▶ Material for this exercise:
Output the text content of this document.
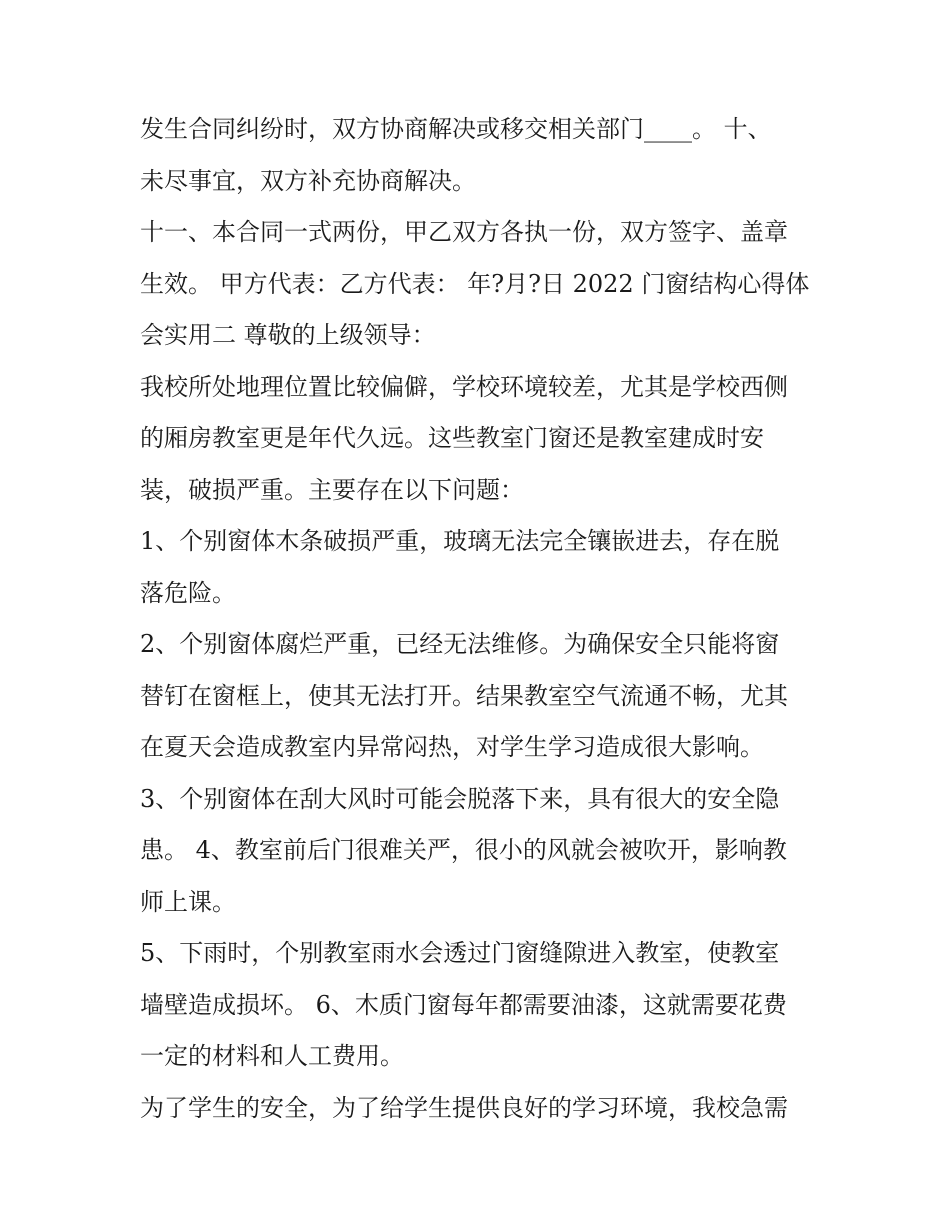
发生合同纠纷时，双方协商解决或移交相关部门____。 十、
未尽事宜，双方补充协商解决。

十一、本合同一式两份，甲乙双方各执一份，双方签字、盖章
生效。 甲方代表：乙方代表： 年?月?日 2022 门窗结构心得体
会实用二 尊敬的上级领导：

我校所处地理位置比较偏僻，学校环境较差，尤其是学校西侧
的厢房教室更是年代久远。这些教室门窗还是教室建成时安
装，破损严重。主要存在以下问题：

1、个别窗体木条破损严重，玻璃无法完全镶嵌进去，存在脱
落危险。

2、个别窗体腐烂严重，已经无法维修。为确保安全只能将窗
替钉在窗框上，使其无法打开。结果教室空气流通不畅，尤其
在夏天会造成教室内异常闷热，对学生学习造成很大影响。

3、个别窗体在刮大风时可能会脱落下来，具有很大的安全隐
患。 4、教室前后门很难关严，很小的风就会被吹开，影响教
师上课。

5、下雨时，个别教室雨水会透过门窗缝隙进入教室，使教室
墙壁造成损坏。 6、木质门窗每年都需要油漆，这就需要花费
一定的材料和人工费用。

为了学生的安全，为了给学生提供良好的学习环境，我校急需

...

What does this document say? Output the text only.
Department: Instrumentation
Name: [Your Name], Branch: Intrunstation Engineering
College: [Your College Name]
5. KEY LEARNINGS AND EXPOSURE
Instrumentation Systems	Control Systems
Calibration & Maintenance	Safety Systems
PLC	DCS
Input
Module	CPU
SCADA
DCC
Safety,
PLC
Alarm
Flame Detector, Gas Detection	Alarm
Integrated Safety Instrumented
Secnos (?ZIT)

▶ Exercise aim: Where a line holds "Instrumentation", copy it out.

▶ Result of the task:
Department: Instrumentation
Instrumentation Systems	Control Systems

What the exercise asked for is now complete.